Problem to solve
In the data below, find each line containing the string "placement" and return it.

Records to use
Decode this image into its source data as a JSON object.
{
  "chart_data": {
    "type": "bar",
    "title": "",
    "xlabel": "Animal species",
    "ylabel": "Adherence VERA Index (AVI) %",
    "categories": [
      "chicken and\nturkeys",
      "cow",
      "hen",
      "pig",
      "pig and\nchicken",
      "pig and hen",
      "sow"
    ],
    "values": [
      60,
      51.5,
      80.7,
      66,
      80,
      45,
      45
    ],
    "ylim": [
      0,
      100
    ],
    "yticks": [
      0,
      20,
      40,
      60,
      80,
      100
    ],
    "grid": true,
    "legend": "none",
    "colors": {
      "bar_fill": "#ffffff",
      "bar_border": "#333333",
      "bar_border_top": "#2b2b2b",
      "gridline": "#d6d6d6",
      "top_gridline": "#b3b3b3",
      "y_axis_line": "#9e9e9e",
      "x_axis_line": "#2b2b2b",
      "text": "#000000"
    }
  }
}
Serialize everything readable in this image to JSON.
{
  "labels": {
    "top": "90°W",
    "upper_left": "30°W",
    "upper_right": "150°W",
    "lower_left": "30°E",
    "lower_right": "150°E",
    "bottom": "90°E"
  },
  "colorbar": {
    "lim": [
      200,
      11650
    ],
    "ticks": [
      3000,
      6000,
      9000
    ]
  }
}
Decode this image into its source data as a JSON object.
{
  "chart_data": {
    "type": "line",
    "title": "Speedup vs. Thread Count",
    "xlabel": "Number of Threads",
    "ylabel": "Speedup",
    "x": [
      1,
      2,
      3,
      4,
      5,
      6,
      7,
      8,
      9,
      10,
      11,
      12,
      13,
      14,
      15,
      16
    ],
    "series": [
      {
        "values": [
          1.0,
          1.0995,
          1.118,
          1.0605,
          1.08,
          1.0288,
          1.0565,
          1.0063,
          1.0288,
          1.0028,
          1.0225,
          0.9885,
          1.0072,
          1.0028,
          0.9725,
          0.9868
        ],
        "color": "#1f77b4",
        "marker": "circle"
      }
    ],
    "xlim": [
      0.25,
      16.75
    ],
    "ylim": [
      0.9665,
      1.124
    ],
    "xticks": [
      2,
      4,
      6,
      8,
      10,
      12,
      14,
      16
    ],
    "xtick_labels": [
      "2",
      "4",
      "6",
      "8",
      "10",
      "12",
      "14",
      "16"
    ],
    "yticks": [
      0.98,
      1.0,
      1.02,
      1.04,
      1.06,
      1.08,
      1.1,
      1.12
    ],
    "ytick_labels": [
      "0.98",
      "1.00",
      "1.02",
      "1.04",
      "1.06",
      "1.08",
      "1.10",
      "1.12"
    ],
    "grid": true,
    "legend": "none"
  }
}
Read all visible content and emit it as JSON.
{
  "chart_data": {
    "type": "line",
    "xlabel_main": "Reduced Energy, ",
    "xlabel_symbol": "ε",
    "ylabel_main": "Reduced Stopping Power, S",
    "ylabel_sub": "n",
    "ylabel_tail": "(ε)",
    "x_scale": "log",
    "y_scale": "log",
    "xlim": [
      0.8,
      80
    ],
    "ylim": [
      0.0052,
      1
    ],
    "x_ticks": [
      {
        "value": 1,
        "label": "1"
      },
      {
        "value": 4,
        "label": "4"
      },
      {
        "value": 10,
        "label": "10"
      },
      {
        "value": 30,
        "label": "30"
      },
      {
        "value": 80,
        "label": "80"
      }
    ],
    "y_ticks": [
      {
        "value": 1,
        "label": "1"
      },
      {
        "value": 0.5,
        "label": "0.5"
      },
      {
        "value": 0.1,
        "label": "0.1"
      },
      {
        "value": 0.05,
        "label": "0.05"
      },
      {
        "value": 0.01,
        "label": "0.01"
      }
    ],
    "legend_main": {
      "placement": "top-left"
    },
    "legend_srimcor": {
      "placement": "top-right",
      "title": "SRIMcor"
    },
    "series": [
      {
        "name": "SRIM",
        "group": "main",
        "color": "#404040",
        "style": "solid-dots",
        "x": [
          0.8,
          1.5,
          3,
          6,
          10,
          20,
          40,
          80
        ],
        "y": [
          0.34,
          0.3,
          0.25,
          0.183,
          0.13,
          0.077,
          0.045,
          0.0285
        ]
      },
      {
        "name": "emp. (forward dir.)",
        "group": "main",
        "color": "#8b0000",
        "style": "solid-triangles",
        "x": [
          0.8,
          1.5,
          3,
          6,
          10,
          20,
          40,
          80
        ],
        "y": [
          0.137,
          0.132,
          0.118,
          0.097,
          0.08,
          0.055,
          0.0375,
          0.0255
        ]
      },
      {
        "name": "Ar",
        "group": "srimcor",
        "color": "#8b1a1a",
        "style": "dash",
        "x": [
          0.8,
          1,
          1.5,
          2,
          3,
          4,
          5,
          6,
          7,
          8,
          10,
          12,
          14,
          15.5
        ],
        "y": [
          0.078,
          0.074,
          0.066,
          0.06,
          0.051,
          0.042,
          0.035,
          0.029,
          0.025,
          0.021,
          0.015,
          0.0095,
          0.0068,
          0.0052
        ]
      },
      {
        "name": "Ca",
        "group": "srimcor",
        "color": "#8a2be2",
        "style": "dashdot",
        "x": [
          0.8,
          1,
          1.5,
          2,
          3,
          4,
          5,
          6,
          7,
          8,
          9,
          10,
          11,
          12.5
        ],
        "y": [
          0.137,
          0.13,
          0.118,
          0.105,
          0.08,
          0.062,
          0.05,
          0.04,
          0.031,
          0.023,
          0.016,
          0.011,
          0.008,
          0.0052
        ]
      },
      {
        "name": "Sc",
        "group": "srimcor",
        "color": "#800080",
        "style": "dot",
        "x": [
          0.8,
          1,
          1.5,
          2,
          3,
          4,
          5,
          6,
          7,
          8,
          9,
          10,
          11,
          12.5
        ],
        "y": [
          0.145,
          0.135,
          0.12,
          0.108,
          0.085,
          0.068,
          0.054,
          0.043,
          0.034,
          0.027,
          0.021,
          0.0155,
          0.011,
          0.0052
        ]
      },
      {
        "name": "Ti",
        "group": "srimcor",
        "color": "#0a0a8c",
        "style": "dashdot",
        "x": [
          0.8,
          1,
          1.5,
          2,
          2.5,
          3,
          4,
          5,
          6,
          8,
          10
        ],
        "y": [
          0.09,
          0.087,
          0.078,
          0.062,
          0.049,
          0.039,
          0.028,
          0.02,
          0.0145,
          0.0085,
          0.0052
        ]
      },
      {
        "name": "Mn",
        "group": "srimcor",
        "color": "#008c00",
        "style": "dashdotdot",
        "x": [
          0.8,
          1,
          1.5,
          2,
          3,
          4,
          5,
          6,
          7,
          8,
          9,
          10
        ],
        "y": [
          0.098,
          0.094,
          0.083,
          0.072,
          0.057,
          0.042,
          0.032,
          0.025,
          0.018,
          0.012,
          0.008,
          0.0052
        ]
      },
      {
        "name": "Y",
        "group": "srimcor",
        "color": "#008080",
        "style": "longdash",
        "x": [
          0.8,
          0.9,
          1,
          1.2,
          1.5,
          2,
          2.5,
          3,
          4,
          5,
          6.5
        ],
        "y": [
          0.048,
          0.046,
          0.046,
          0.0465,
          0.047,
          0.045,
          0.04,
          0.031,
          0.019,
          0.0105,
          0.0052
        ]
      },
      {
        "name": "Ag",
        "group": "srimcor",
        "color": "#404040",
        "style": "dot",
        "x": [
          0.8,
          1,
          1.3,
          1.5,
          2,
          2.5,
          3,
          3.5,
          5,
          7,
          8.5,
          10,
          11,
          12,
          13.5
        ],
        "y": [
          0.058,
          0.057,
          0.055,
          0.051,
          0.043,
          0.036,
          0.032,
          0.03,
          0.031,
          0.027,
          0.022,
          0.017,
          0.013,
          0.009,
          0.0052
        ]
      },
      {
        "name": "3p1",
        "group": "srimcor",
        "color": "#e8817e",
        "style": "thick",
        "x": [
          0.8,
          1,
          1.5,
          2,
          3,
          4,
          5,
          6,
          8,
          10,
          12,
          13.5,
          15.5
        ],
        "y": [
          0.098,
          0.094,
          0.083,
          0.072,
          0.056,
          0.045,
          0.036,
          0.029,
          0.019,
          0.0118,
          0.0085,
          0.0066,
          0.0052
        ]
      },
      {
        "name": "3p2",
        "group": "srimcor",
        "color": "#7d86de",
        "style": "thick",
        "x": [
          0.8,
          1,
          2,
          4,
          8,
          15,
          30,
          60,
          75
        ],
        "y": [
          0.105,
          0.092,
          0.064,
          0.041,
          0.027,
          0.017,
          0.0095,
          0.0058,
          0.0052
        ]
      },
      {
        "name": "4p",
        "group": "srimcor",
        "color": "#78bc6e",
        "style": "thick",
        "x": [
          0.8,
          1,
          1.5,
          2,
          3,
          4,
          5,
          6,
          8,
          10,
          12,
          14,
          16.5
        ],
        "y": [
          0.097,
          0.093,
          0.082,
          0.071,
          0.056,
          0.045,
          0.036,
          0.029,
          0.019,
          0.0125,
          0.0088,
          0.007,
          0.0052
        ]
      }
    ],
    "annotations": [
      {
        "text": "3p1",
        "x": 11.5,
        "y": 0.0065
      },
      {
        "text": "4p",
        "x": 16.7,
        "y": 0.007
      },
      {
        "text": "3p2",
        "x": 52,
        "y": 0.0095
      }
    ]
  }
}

Full answer
      "placement": "top-left"
      "placement": "top-right",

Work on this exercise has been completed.